Do this:
Exactly as they appear, output all of the entries.

Task inputs:
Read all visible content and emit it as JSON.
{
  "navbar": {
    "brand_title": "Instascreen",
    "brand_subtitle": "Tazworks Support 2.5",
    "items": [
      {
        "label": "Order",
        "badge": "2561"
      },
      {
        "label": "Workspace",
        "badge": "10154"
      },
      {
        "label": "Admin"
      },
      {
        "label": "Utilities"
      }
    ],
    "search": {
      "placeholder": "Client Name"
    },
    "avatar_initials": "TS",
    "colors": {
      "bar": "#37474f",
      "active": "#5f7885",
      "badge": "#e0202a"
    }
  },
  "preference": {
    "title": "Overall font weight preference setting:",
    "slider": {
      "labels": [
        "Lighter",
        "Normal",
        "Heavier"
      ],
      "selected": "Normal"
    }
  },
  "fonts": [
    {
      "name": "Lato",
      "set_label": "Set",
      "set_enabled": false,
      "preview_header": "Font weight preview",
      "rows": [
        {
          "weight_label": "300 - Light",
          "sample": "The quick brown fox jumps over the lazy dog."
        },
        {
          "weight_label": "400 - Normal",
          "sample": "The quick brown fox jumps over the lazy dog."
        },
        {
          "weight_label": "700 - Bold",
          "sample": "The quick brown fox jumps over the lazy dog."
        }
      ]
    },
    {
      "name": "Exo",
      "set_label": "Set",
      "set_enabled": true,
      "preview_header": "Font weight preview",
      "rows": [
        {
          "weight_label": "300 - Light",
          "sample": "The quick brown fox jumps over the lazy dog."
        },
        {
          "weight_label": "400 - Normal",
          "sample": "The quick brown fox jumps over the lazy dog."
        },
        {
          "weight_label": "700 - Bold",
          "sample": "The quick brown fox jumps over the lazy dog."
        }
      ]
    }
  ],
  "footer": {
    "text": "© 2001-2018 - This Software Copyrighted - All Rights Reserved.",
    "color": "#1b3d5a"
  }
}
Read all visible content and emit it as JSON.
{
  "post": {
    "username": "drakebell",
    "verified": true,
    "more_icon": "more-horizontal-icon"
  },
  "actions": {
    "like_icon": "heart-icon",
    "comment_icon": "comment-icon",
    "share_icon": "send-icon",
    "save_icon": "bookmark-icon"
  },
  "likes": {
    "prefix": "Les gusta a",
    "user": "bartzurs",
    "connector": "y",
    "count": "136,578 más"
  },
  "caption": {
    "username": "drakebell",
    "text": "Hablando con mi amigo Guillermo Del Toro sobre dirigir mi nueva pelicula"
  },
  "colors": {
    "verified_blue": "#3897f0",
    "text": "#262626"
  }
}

Correct output:
Read all visible content and emit it as JSON.
{
  "navbar": {
    "brand_title": "Instascreen",
    "brand_subtitle": "Tazworks Support 2.5",
    "items": [
      {
        "label": "Order",
        "badge": "2561"
      },
      {
        "label": "Workspace",
        "badge": "10154"
      },
      {
        "label": "Admin"
      },
      {
        "label": "Utilities"
      }
    ],
    "search": {
      "placeholder": "Client Name"
    },
    "avatar_initials": "TS",
    "colors": {
      "bar": "#37474f",
      "active": "#5f7885",
      "badge": "#e0202a"
    }
  },
  "preference": {
    "title": "Overall font weight preference setting:",
    "slider": {
      "labels": [
        "Lighter",
        "Normal",
        "Heavier"
      ],
      "selected": "Normal"
    }
  },
  "fonts": [
    {
      "name": "Lato",
      "set_label": "Set",
      "set_enabled": false,
      "preview_header": "Font weight preview",
      "rows": [
        {
          "weight_label": "300 - Light",
          "sample": "The quick brown fox jumps over the lazy dog."
        },
        {
          "weight_label": "400 - Normal",
          "sample": "The quick brown fox jumps over the lazy dog."
        },
        {
          "weight_label": "700 - Bold",
          "sample": "The quick brown fox jumps over the lazy dog."
        }
      ]
    },
    {
      "name": "Exo",
      "set_label": "Set",
      "set_enabled": true,
      "preview_header": "Font weight preview",
      "rows": [
        {
          "weight_label": "300 - Light",
          "sample": "The quick brown fox jumps over the lazy dog."
        },
        {
          "weight_label": "400 - Normal",
          "sample": "The quick brown fox jumps over the lazy dog."
        },
        {
          "weight_label": "700 - Bold",
          "sample": "The quick brown fox jumps over the lazy dog."
        }
      ]
    }
  ],
  "footer": {
    "text": "© 2001-2018 - This Software Copyrighted - All Rights Reserved.",
    "color": "#1b3d5a"
  }
}
Read all visible content and emit it as JSON.
{
  "post": {
    "username": "drakebell",
    "verified": true,
    "more_icon": "more-horizontal-icon"
  },
  "actions": {
    "like_icon": "heart-icon",
    "comment_icon": "comment-icon",
    "share_icon": "send-icon",
    "save_icon": "bookmark-icon"
  },
  "likes": {
    "prefix": "Les gusta a",
    "user": "bartzurs",
    "connector": "y",
    "count": "136,578 más"
  },
  "caption": {
    "username": "drakebell",
    "text": "Hablando con mi amigo Guillermo Del Toro sobre dirigir mi nueva pelicula"
  },
  "colors": {
    "verified_blue": "#3897f0",
    "text": "#262626"
  }
}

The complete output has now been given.